* **作業 A**: 父の幻視の文章で、「2026.0605 金」から始まって「うん、なんか飛んでたと答えた。」までのところを、「父」を「おやじ」に書き換えて示してください。
* **作業 B**: 父の幻視の文章を、最後の文のあとから引き継いで書いてください。

* **課題文**:
---*---

2026.0605 金
- 2 日前
- 読了時間: 3分
いま、なんか飛んでたな。 父が言った。
彼は今、
特別養護老人ホームにいて
パーキンソン病で
レビー小体認知症がある。76歳。
幻視という
存在しないものが見えるという
症状があると言われている。
いま、なんか飛んでたな。
父がそう言ったとき
うん、なんか飛んでたと答えた。
はなしを合わせたわけではない。
偶然かもだけど、
ぼくも
同じことを感じていた。
ただ言わなかっただけだ。
なんかの
光の反射かもしれないし、
なんかしらの
エネルギーみたいなもの
なのかもしれない。
鳥でも虫でもない。
不確定で
一瞬のことだったし
今べつに
関係ないから
ぼくは言わなかった。
父は、
なんか飛んでいた。
そう感じたことを
言葉にしただけだ。
症状のひとつなのか
思ったことを
口にするようになっている。
言う言わないの
パッキンがペカペカしている。

---*---

[文書の構造を読み取るデータ]
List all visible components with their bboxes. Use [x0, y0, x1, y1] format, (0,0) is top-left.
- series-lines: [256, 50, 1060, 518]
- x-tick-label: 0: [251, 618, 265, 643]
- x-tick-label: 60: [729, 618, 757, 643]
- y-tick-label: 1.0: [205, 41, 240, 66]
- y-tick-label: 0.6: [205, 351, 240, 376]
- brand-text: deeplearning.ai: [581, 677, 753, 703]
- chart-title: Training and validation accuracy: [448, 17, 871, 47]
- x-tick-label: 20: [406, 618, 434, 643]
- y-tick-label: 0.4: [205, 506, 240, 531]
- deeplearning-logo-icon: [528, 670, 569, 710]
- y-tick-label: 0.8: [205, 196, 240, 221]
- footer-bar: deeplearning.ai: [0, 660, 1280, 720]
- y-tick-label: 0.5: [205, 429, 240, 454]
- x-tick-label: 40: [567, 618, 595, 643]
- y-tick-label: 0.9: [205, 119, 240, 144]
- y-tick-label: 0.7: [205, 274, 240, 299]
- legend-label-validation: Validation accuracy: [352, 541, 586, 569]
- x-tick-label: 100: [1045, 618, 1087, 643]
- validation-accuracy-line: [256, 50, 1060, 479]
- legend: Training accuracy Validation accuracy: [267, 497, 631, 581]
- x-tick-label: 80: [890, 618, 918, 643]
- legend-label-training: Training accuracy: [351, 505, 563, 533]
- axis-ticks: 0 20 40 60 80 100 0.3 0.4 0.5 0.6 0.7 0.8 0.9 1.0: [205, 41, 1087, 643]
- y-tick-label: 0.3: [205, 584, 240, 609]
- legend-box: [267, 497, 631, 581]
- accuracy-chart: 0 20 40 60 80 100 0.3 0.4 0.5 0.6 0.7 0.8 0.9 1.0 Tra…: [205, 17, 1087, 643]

---*---

* **作業の答え A**:
2026.0605 金
- 2 日前
- 読了時間: 3分
いま、なんか飛んでたな。 おやじが言った。
彼は今、
特別養護老人ホームにいて
パーキンソン病で
レビー小体認知症がある。76歳。
幻視という
存在しないものが見えるという
症状があると言われている。
いま、なんか飛んでたな。
おやじがそう言ったとき
うん、なんか飛んでたと答えた。

* **作業の答え B**:
そのせいか
お前、いい顔しているな。
歳を重ねた男の顔に
なってきたぞ。
なんて言ってくることもある。
もともと
口数の少なかった父に
そんなこと言われたのは
初めてで
照れくさかったけど
うれしかった。
彼は
じっと見ている。
ぼくの顔を
目をのぞきこむように
じっと見ている。
そして
安心した顔を浮かべる。
もしかしたら
ずっとずっと
そうやっていたのかもしれない。
ぼくは
お父さんの言葉を信じている。
あそこに、オオカミがいる。
工場のスイッチを切ってほしい。
その壁、倒れるかもしれないぞ。
電池あるか?
手についているゴミがとれない。
いろんなこと言う。
でも、
それは
ぼくに見えていないだけで
父には見えているというだけだ。
見えているというか
感じているのだと思う。
ぼくに見えていないだけのことを
否定するのは野暮だ。
見える見えないではなく、
そう感じたという事実があり、
その世界があっていいと思う。
本当は
思いっきり
あっちとつながっちゃって
第三の目あたり
パカんと開いてるのかもしれない。
見えたというプロセスに
そう感じたという反応がある。
その根っこには
それぞれの体験による記憶がある。
身体が感じる不安や緊張を
脳みそが勝手に訳して
ビジュアル化しているのだと思う。
だから、
見えているのは、本当なんだ。
真実なんかどうでもいい。
食欲が戻ってきた
父の手は
その日も冷たかった。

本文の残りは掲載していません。